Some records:
•••
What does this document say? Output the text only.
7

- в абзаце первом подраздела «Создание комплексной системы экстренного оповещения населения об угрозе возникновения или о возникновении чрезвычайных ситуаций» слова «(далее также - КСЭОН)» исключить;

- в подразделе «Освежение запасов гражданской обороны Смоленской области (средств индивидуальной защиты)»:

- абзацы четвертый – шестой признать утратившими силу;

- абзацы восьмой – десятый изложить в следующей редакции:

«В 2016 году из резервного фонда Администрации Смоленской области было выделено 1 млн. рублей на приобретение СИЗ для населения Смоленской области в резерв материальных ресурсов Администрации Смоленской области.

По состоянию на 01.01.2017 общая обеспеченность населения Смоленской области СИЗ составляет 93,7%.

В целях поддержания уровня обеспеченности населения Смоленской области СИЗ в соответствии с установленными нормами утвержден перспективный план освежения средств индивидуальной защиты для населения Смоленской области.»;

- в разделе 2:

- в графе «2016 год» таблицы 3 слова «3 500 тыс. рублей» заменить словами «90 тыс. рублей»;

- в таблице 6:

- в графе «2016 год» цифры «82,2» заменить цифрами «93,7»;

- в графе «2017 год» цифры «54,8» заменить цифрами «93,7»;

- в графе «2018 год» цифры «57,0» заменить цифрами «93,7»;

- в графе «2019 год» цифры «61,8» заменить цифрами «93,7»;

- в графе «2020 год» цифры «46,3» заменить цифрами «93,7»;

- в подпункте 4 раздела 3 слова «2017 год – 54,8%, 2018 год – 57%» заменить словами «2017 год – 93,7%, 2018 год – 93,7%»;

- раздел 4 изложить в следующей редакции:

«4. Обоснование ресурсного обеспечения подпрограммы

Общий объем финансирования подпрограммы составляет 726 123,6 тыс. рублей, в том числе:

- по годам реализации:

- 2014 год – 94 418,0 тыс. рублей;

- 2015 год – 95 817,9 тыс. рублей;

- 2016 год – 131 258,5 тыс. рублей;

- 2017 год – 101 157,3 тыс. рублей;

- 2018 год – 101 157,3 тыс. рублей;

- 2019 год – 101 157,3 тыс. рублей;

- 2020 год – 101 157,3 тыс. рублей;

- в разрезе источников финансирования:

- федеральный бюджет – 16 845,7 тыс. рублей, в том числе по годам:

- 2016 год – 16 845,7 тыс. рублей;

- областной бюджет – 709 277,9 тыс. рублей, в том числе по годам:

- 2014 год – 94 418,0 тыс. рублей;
•••
*SET PROBLEM:* Repeat the records exactly, including every line.

*RESPONSE BELOW:*
What does this document say? Output the text only.
7

- в абзаце первом подраздела «Создание комплексной системы экстренного оповещения населения об угрозе возникновения или о возникновении чрезвычайных ситуаций» слова «(далее также - КСЭОН)» исключить;

- в подразделе «Освежение запасов гражданской обороны Смоленской области (средств индивидуальной защиты)»:

- абзацы четвертый – шестой признать утратившими силу;

- абзацы восьмой – десятый изложить в следующей редакции:

«В 2016 году из резервного фонда Администрации Смоленской области было выделено 1 млн. рублей на приобретение СИЗ для населения Смоленской области в резерв материальных ресурсов Администрации Смоленской области.

По состоянию на 01.01.2017 общая обеспеченность населения Смоленской области СИЗ составляет 93,7%.

В целях поддержания уровня обеспеченности населения Смоленской области СИЗ в соответствии с установленными нормами утвержден перспективный план освежения средств индивидуальной защиты для населения Смоленской области.»;

- в разделе 2:

- в графе «2016 год» таблицы 3 слова «3 500 тыс. рублей» заменить словами «90 тыс. рублей»;

- в таблице 6:

- в графе «2016 год» цифры «82,2» заменить цифрами «93,7»;

- в графе «2017 год» цифры «54,8» заменить цифрами «93,7»;

- в графе «2018 год» цифры «57,0» заменить цифрами «93,7»;

- в графе «2019 год» цифры «61,8» заменить цифрами «93,7»;

- в графе «2020 год» цифры «46,3» заменить цифрами «93,7»;

- в подпункте 4 раздела 3 слова «2017 год – 54,8%, 2018 год – 57%» заменить словами «2017 год – 93,7%, 2018 год – 93,7%»;

- раздел 4 изложить в следующей редакции:

«4. Обоснование ресурсного обеспечения подпрограммы

Общий объем финансирования подпрограммы составляет 726 123,6 тыс. рублей, в том числе:

- по годам реализации:

- 2014 год – 94 418,0 тыс. рублей;

- 2015 год – 95 817,9 тыс. рублей;

- 2016 год – 131 258,5 тыс. рублей;

- 2017 год – 101 157,3 тыс. рублей;

- 2018 год – 101 157,3 тыс. рублей;

- 2019 год – 101 157,3 тыс. рублей;

- 2020 год – 101 157,3 тыс. рублей;

- в разрезе источников финансирования:

- федеральный бюджет – 16 845,7 тыс. рублей, в том числе по годам:

- 2016 год – 16 845,7 тыс. рублей;

- областной бюджет – 709 277,9 тыс. рублей, в том числе по годам:

- 2014 год – 94 418,0 тыс. рублей;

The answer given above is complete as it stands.